* Reading text
I'm working on a mobile client. Dev backend server, I'm working with, isn't stable at all. It may be unusable for a full working day. Prod server is a bit better but still sometimes it doesn't work either. The other problem is it's much more difficult to use it in development. Besides that it's completely wrong to work like that. Basically these servers have been made for web, not for mobile. And it has other strange and annoying thing that destructs me from my primary work - token life time is only 60 seconds. That means if the app didn't refresh the token in that period the token dies. And next time you run the app you need to authorize from scratch. And that process takes centuries(((. May be I just don't understand how it works or something, but as I see web site just spams the sever every minute.
I was thinking how to fix this problem and started using mocking manually. But it's very annoying and time consuming either. The other idea is to use some kind of proxy / cache server that will send request to original server and if it fails return cached data. It seems that it may help in my situation. I'm not sure would such proxy / cache server be able to eliminate token problem. Basically I need to refresh it as soon as first token has been received. But who knows? May be I'm lucky enough?)

* Work to do
In the post about the unreliable backend servers, how long is a token's lifetime?

(Records of where elements appear)

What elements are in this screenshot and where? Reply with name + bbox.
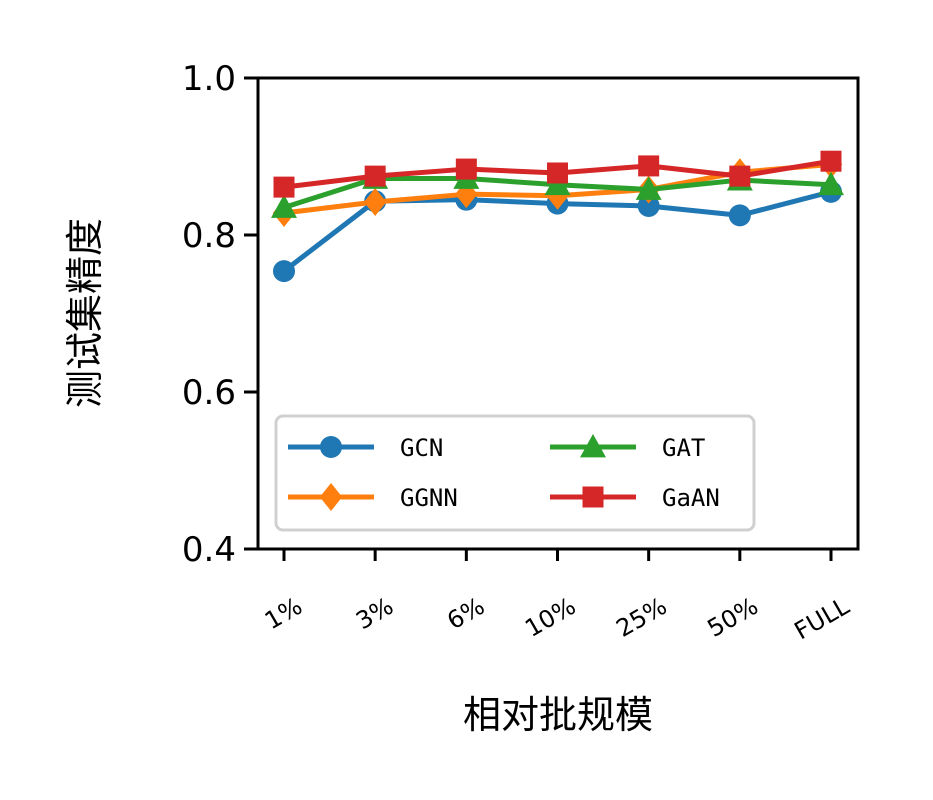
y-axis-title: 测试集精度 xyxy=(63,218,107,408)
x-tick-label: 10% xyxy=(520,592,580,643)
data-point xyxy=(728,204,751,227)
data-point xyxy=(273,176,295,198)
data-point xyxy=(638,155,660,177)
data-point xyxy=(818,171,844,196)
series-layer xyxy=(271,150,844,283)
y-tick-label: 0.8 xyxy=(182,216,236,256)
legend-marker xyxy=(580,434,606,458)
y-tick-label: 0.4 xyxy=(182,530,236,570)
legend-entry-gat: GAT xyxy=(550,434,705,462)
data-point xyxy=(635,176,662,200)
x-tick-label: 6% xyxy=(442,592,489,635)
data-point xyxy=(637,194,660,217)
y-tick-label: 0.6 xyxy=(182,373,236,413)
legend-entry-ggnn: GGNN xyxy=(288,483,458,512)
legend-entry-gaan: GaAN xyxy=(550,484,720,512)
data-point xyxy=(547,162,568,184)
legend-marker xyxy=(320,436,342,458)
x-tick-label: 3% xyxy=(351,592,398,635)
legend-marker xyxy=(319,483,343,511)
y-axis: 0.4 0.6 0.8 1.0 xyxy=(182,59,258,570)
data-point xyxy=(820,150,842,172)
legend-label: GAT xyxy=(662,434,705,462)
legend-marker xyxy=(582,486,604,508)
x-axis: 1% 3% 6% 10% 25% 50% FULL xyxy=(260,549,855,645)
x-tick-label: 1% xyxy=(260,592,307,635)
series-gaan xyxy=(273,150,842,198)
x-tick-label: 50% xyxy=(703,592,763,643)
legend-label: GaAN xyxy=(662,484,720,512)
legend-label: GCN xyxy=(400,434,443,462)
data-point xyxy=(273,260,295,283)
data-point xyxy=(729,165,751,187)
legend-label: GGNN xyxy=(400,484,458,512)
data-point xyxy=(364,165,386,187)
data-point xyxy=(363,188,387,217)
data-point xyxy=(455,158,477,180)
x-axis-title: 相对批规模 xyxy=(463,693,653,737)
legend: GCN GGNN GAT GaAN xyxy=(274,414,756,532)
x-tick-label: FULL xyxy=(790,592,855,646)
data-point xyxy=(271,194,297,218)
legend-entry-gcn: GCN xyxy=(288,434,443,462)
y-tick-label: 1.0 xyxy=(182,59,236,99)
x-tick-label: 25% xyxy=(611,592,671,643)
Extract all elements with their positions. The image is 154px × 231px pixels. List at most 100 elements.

--

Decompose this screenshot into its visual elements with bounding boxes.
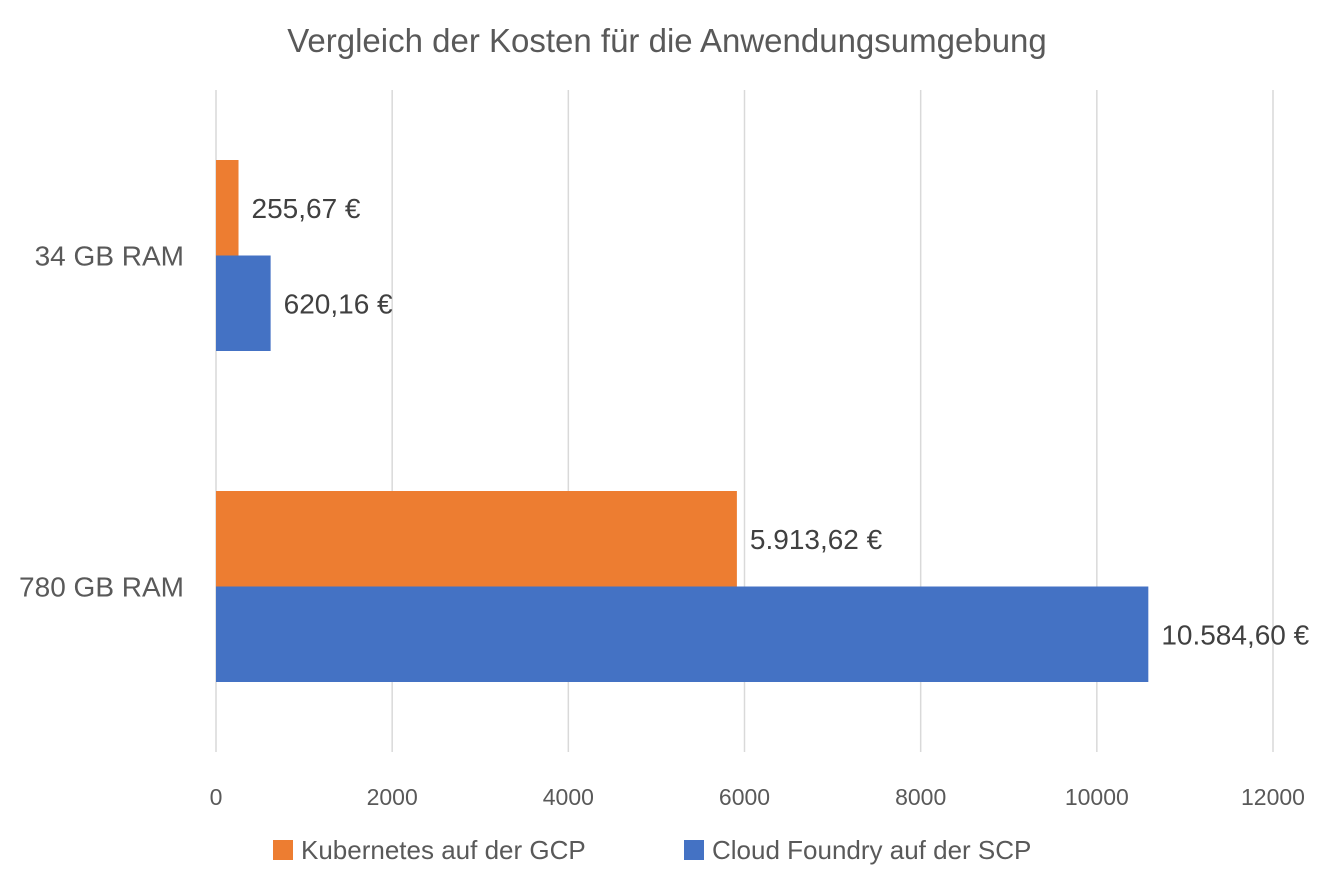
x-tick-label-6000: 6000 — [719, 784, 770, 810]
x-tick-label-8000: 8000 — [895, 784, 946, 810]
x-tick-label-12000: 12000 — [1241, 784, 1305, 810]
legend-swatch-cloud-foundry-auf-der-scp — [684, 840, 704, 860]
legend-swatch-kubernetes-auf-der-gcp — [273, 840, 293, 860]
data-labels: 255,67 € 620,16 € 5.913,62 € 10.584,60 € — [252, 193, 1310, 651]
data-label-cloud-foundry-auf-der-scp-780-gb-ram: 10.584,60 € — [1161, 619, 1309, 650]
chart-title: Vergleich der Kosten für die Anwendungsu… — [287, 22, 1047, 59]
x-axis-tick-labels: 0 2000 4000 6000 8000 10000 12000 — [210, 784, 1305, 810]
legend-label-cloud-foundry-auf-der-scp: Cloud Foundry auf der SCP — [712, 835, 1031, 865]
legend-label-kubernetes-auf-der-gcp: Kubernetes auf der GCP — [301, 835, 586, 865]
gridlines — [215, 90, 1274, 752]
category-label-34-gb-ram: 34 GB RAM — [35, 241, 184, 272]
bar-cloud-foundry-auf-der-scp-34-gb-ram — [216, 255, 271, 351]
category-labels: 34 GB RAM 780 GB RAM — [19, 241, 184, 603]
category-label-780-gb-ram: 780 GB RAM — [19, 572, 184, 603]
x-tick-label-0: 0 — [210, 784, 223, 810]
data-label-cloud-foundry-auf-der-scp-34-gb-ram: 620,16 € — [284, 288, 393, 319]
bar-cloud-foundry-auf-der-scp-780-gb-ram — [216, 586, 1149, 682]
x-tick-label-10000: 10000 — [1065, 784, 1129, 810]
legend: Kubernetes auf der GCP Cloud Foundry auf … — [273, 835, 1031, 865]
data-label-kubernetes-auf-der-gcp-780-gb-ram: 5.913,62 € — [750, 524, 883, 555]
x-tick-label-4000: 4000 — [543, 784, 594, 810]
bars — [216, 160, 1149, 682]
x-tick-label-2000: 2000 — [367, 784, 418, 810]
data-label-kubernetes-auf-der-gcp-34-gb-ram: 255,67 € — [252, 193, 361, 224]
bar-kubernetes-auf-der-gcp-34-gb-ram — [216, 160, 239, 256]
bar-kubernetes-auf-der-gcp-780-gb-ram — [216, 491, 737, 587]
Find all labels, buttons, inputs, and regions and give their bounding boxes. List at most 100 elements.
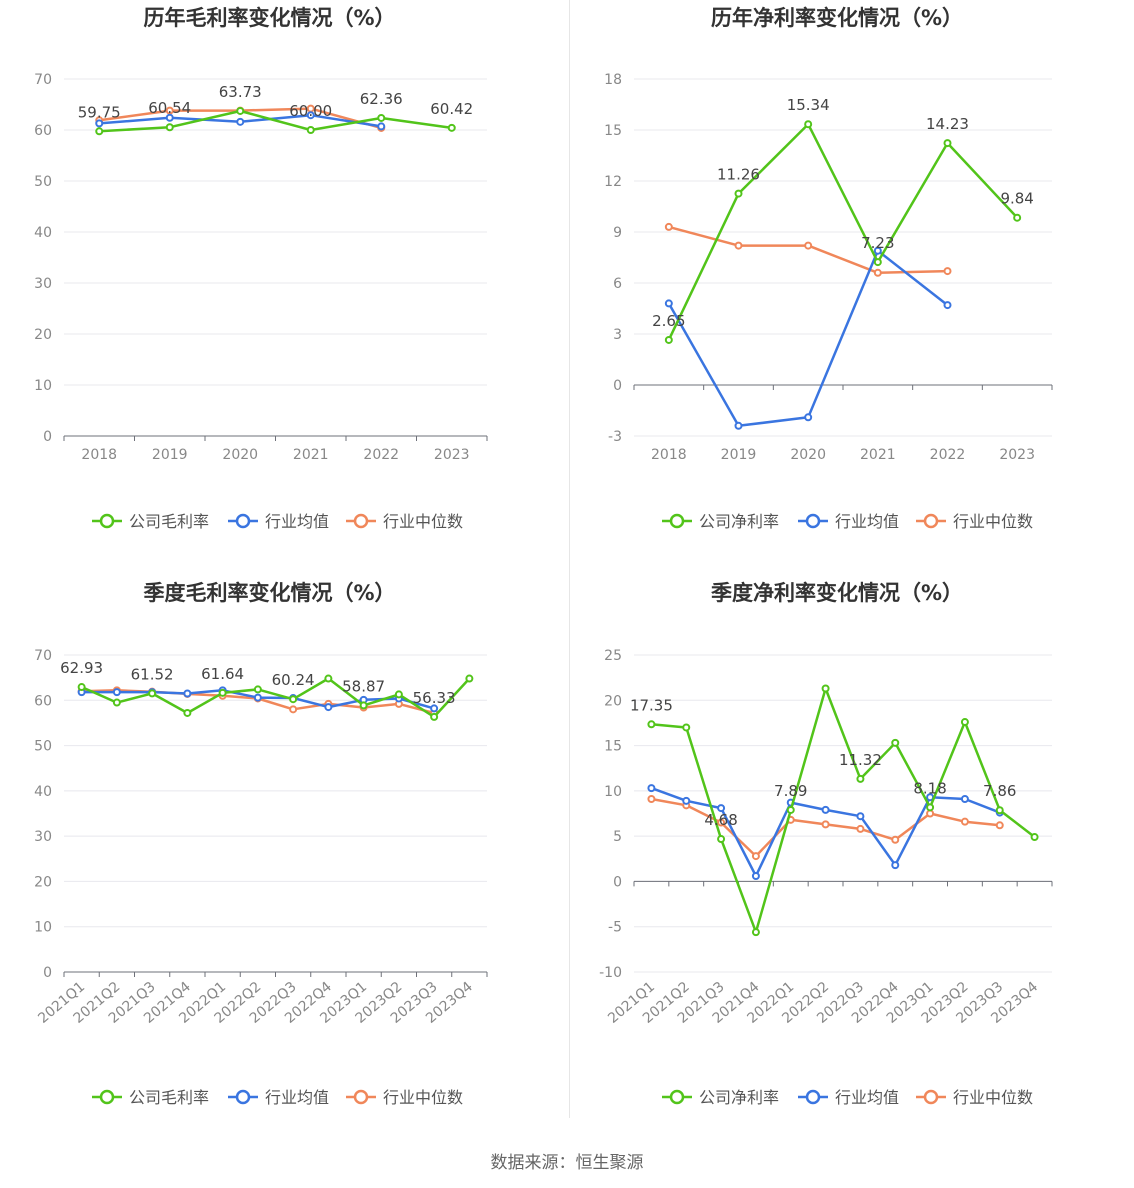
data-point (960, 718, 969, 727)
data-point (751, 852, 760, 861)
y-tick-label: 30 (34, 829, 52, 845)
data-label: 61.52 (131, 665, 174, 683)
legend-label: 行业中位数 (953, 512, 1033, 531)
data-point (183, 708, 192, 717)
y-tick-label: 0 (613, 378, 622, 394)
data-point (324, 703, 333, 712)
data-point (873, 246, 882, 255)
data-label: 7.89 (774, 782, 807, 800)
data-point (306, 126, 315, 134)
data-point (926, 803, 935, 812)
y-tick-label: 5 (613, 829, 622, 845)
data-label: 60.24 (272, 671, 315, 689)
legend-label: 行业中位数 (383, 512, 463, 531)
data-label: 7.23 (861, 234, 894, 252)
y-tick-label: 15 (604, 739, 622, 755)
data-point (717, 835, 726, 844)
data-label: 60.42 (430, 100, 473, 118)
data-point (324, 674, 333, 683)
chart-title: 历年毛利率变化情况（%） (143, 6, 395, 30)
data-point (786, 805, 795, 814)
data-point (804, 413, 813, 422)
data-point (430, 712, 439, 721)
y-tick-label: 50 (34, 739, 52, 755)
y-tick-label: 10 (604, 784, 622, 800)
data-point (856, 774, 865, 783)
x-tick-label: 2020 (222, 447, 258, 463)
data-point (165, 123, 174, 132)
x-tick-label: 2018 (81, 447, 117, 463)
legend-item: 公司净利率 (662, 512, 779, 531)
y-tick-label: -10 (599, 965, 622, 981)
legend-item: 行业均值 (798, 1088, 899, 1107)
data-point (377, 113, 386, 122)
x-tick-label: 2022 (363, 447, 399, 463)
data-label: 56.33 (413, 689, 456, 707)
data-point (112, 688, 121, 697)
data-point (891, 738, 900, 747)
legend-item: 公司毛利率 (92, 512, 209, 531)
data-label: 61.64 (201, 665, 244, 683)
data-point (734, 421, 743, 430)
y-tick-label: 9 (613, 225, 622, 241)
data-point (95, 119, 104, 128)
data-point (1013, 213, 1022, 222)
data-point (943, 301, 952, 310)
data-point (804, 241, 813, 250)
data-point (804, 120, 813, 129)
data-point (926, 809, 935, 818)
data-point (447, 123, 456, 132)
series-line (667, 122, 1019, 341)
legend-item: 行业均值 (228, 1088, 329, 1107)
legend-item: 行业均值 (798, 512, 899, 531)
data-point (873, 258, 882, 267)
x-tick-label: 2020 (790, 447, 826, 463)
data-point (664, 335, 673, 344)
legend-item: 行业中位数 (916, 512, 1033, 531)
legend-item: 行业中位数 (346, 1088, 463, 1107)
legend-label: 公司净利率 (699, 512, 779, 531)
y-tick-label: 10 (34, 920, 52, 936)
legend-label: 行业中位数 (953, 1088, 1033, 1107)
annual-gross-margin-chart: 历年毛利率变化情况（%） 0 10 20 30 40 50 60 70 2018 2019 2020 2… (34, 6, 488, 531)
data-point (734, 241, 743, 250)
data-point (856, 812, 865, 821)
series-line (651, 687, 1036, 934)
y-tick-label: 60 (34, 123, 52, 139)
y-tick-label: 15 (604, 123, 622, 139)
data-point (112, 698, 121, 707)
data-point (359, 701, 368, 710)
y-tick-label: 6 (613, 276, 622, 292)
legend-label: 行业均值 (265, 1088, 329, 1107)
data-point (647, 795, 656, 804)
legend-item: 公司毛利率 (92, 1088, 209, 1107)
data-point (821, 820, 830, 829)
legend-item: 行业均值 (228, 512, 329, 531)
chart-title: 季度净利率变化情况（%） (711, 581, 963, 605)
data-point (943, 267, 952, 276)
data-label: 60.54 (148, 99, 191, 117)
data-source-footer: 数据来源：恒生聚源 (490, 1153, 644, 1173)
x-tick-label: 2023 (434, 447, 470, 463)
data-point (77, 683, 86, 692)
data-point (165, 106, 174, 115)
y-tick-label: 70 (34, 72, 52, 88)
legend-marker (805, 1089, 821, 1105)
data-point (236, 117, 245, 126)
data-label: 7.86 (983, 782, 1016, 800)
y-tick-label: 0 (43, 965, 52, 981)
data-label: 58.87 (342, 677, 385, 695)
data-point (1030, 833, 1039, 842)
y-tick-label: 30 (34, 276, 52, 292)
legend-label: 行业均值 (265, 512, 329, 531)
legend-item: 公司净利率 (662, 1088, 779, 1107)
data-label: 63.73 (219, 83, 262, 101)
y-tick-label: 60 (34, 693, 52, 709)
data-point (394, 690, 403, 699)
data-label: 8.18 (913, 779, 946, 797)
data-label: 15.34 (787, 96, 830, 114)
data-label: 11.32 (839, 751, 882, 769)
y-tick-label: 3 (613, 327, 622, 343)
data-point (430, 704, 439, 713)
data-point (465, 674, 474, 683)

==

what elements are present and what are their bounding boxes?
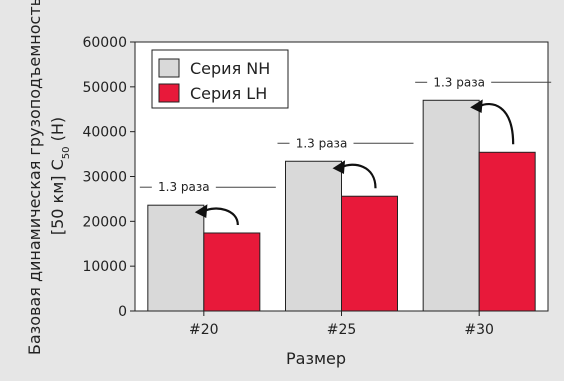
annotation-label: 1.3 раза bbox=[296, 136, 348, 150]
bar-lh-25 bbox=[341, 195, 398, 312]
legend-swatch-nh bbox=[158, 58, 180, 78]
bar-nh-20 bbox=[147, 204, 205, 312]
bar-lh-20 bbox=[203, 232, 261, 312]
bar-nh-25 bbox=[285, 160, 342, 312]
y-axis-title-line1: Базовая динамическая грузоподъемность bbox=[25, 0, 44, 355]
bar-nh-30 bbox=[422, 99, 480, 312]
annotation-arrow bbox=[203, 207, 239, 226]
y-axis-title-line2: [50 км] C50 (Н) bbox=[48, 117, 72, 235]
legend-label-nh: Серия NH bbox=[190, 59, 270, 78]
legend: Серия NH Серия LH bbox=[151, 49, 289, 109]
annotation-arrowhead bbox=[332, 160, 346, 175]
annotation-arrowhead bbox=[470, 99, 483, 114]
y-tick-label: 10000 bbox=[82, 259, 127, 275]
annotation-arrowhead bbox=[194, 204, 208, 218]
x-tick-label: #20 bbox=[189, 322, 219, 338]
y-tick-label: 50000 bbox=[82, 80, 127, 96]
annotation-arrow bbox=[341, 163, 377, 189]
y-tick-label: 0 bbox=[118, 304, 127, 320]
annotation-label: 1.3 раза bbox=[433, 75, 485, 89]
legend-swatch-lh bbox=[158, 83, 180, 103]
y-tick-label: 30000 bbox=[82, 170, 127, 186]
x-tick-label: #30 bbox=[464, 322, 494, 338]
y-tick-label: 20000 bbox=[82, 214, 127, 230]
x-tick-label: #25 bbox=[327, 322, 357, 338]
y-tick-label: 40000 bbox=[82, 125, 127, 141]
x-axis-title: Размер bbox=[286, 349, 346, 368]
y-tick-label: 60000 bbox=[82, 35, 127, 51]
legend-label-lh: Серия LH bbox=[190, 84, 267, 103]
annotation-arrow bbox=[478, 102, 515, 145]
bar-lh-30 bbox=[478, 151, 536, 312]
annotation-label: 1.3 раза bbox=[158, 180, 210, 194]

* Complete output
Only 60 seconds.